* [Your instructions] Copy out every line of the data below without changing a word, and omit the pictures.

* [Rows]
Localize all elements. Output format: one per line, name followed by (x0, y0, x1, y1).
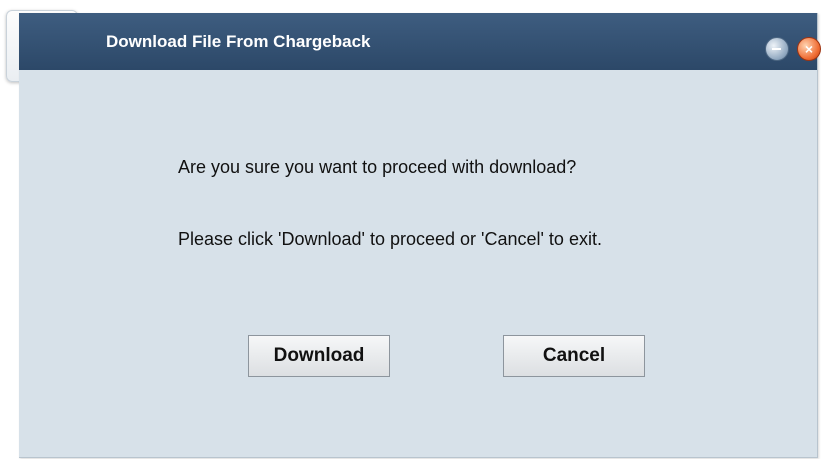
download-button[interactable]: Download (248, 335, 390, 377)
close-icon[interactable]: × (797, 37, 821, 61)
close-glyph: × (804, 41, 814, 57)
cancel-button[interactable]: Cancel (503, 335, 645, 377)
download-dialog: Download File From Chargeback × Are you … (19, 13, 821, 458)
confirmation-instruction: Please click 'Download' to proceed or 'C… (178, 229, 602, 249)
minimize-icon[interactable] (765, 37, 789, 61)
confirmation-question: Are you sure you want to proceed with do… (178, 157, 577, 177)
title-bar[interactable]: Download File From Chargeback × (19, 13, 821, 70)
window-title: Download File From Chargeback (106, 32, 371, 51)
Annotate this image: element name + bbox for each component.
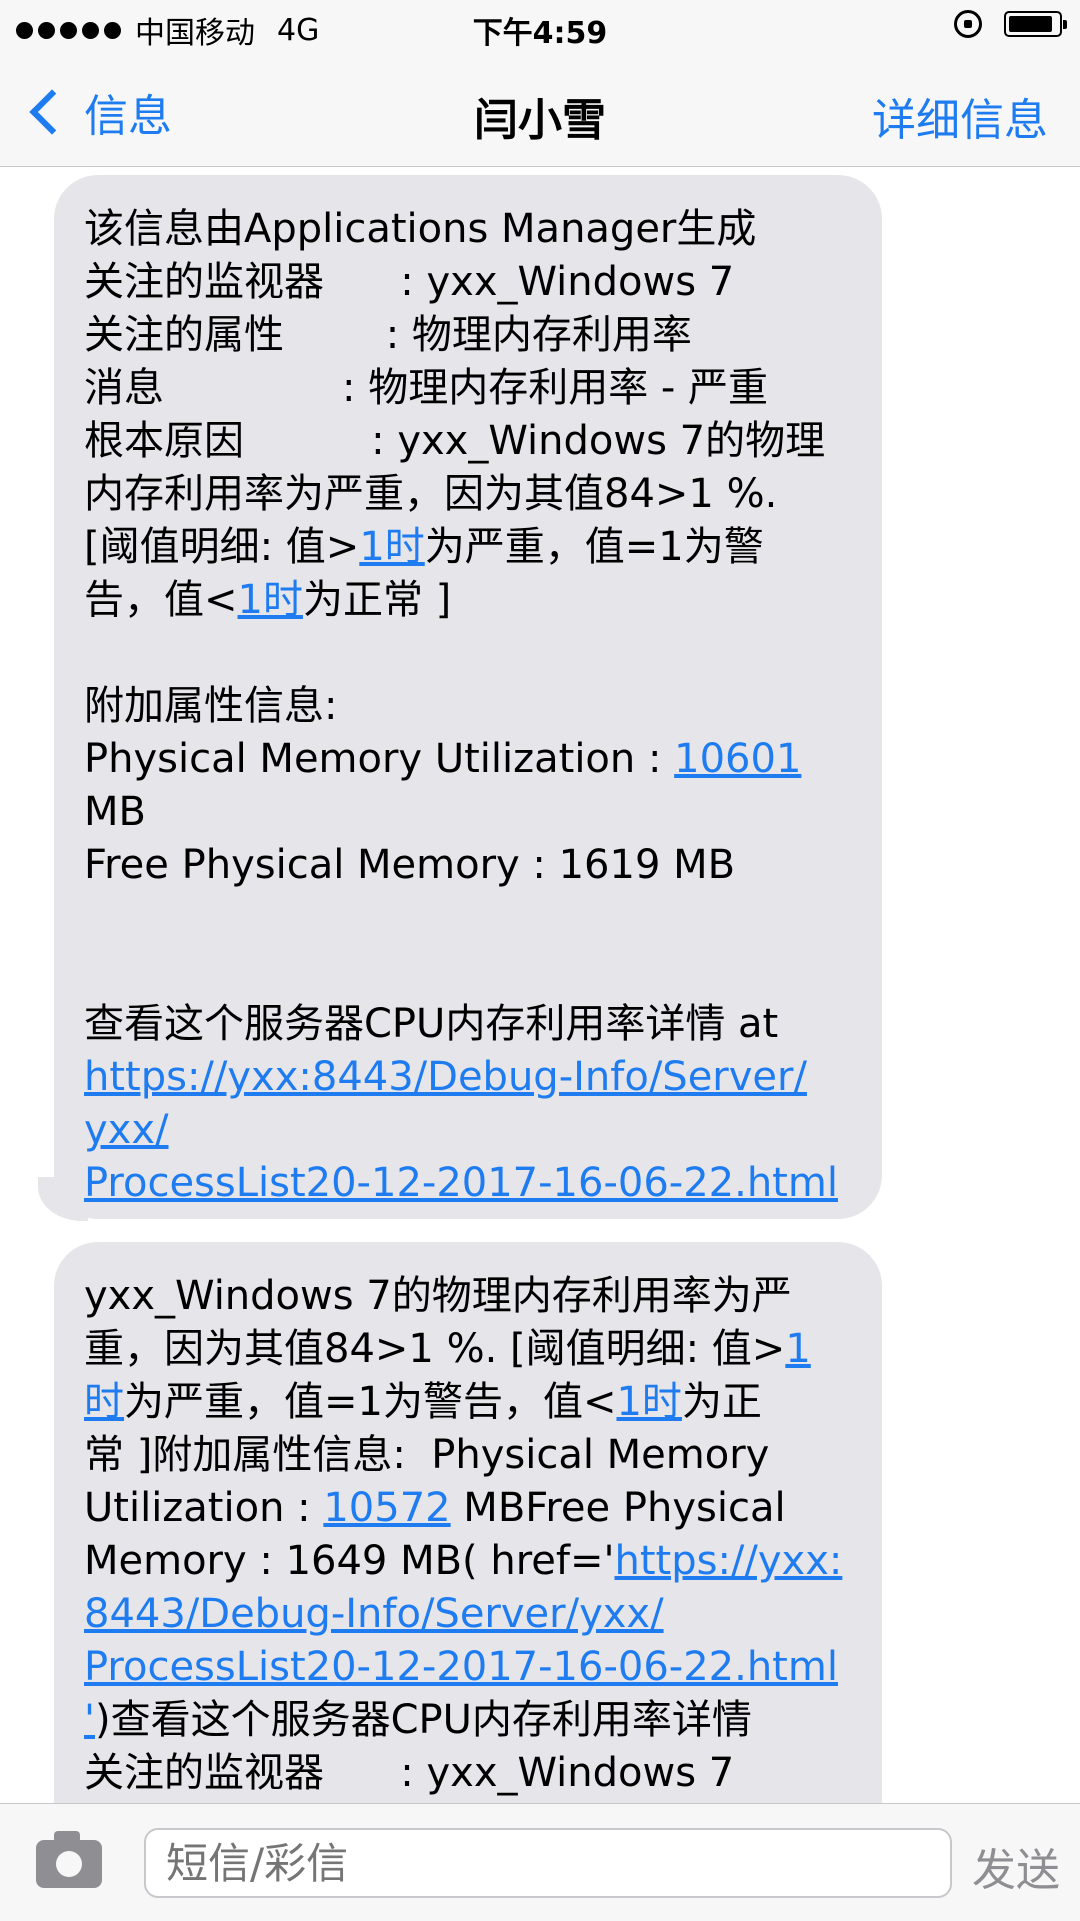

* [Expected output]
Localize all elements. Output format: one per line, name followed by (x0, y0, x1, y1).
download-button[interactable]: Download (248, 335, 390, 377)
close-icon[interactable]: × (797, 37, 821, 61)
close-glyph: × (804, 41, 814, 57)
cancel-button[interactable]: Cancel (503, 335, 645, 377)
download-dialog: Download File From Chargeback × Are you … (19, 13, 821, 458)
confirmation-instruction: Please click 'Download' to proceed or 'C… (178, 229, 602, 249)
minimize-icon[interactable] (765, 37, 789, 61)
confirmation-question: Are you sure you want to proceed with do… (178, 157, 577, 177)
title-bar[interactable]: Download File From Chargeback × (19, 13, 821, 70)
window-title: Download File From Chargeback (106, 32, 371, 51)
Annotate this image: element name + bbox for each component.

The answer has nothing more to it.